## Exercise brief
Work out the number of lines containing "JSON". Give that number alone.

## Task material
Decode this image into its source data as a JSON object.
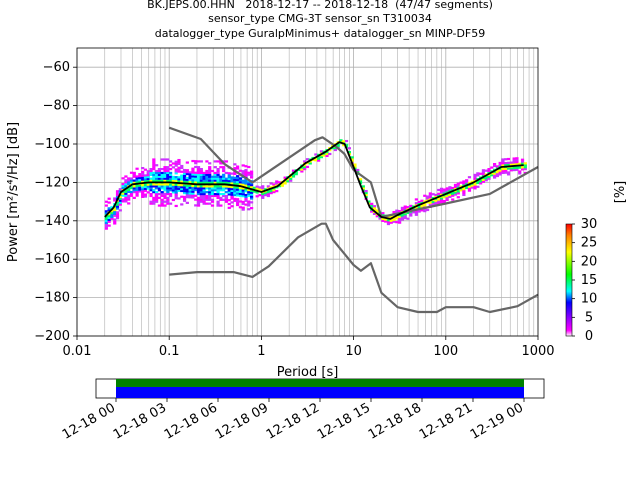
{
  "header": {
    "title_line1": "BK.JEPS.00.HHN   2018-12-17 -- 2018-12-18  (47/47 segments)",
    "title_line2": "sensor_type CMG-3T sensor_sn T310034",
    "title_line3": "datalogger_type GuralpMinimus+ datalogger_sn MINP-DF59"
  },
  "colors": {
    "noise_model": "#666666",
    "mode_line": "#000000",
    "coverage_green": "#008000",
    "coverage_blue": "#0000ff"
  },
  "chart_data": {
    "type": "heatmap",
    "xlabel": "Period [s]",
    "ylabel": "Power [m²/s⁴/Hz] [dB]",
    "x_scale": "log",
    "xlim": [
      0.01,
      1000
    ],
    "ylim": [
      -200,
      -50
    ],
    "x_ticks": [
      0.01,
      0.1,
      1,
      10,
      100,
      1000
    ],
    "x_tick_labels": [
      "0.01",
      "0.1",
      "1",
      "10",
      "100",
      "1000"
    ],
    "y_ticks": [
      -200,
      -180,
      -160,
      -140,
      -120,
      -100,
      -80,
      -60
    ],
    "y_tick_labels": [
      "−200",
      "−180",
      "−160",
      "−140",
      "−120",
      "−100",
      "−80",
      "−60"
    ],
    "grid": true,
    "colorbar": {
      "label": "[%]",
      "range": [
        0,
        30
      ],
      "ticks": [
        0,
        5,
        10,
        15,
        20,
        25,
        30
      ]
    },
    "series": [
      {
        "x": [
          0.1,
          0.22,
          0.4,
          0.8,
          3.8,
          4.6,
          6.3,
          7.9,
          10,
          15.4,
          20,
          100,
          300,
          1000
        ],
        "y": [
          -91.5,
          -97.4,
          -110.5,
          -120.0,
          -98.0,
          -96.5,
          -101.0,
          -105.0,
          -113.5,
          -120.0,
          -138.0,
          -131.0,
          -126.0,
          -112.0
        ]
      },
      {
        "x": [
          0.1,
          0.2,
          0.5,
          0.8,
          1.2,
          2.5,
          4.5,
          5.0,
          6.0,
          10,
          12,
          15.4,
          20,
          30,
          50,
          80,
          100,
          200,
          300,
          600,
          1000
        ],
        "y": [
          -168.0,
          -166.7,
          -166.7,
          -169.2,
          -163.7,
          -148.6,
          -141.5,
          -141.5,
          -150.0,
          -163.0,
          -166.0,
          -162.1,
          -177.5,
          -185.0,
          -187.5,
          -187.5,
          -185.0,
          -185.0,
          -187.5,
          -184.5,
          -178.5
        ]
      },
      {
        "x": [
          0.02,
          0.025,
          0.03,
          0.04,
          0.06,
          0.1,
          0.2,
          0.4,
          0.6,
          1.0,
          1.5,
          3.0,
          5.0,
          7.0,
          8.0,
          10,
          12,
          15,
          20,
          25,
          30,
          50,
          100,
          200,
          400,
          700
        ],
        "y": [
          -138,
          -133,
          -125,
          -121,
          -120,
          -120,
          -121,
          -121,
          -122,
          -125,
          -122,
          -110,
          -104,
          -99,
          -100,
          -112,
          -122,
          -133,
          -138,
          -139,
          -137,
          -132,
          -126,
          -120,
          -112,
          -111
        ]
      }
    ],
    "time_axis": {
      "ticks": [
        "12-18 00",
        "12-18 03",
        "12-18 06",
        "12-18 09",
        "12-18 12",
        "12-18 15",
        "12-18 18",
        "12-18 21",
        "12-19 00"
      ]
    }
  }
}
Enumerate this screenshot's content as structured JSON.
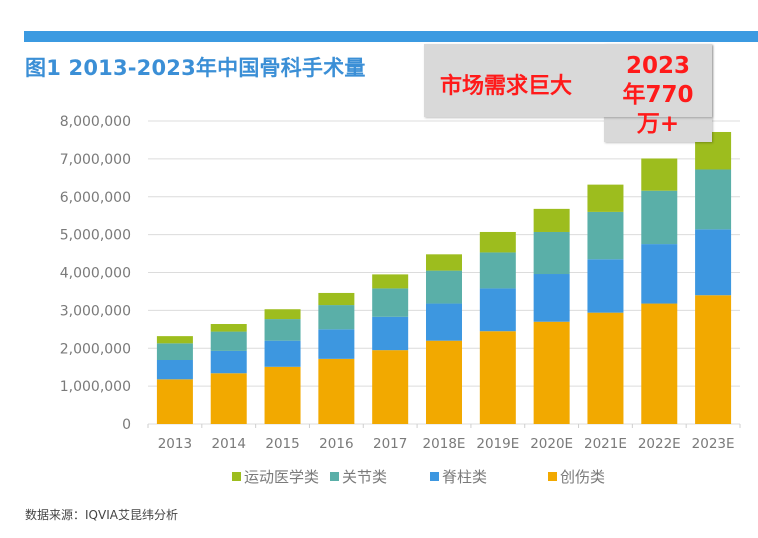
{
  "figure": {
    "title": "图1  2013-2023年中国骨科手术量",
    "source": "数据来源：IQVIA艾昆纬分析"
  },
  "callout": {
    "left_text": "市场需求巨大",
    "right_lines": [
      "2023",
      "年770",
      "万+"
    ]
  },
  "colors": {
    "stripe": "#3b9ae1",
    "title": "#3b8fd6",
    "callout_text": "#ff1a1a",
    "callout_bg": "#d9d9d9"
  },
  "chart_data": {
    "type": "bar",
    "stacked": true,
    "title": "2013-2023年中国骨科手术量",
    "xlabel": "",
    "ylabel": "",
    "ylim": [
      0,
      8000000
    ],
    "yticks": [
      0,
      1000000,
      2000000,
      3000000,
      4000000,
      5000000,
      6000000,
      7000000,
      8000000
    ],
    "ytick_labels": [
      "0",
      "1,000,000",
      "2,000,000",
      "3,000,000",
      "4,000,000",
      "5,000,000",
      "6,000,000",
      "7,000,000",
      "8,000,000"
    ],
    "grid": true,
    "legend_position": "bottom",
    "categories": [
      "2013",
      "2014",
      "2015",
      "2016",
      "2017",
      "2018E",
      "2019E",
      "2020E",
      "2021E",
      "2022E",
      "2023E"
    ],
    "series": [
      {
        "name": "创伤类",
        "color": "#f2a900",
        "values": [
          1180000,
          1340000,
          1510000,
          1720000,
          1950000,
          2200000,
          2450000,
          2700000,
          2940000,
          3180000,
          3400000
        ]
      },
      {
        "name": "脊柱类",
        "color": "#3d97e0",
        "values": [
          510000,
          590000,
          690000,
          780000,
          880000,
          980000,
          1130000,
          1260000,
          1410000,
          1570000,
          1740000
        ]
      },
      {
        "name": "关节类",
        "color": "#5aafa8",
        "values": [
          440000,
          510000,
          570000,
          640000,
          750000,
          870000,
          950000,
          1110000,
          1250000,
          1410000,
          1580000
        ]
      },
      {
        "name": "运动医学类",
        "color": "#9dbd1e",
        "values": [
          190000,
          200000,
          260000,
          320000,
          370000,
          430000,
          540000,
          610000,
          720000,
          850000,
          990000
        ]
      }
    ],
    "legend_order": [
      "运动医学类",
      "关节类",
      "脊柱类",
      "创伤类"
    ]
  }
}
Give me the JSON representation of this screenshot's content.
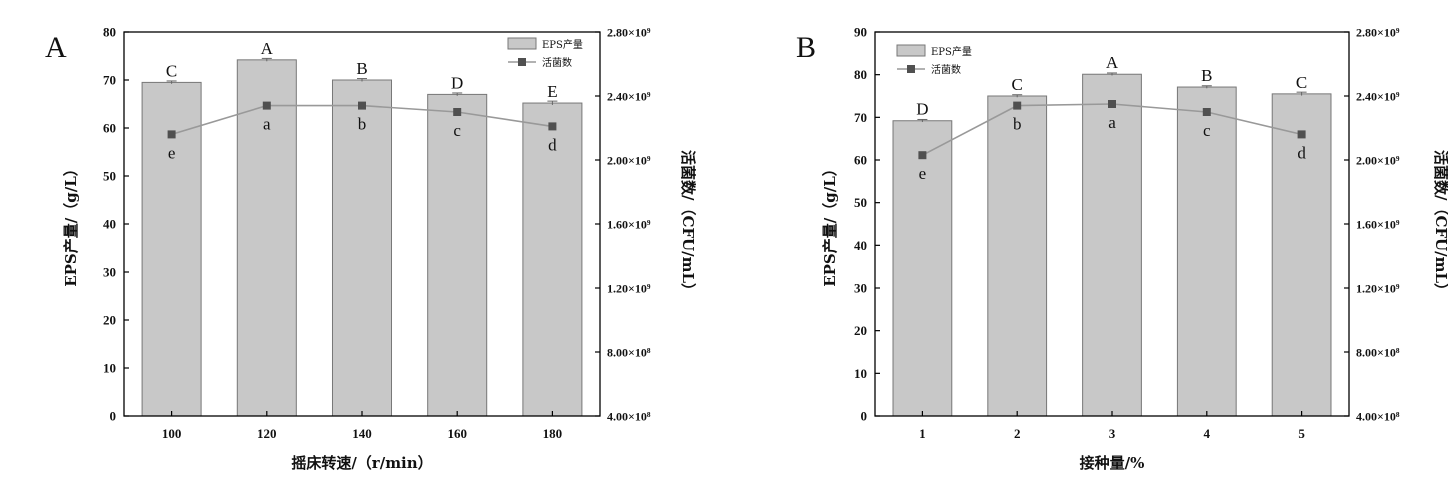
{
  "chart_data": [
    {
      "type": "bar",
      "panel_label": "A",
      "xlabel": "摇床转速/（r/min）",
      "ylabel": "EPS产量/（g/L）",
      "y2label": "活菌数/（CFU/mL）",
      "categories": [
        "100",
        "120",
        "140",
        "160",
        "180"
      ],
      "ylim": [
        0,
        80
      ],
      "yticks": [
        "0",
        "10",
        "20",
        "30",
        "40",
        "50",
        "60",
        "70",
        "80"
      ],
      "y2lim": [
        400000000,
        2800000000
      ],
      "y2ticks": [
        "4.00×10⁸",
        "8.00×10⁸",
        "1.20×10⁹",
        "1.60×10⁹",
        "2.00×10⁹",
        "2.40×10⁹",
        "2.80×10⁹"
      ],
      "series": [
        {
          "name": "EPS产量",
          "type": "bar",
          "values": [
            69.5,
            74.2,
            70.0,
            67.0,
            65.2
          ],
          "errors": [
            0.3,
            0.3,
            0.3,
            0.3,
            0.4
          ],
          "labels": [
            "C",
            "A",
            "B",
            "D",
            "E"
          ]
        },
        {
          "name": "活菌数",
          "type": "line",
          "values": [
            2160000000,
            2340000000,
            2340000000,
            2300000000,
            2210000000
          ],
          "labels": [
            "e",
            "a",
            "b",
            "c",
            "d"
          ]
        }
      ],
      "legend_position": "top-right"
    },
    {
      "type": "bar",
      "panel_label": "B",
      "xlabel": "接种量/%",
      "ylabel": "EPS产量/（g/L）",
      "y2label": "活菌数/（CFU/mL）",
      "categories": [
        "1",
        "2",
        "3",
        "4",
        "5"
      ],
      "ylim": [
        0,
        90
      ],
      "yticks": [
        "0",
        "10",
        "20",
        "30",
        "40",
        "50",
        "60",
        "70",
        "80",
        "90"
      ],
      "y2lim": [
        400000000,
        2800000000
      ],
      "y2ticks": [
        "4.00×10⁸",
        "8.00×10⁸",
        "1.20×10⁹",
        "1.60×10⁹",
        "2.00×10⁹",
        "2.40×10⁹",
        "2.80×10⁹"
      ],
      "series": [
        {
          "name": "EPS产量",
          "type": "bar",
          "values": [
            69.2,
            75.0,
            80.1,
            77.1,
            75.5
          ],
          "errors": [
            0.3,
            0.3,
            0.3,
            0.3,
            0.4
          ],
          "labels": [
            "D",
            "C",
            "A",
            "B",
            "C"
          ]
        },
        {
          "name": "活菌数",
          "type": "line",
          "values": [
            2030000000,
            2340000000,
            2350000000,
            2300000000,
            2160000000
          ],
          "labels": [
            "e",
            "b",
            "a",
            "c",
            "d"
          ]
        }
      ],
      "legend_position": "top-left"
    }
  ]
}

## Exercise solution
3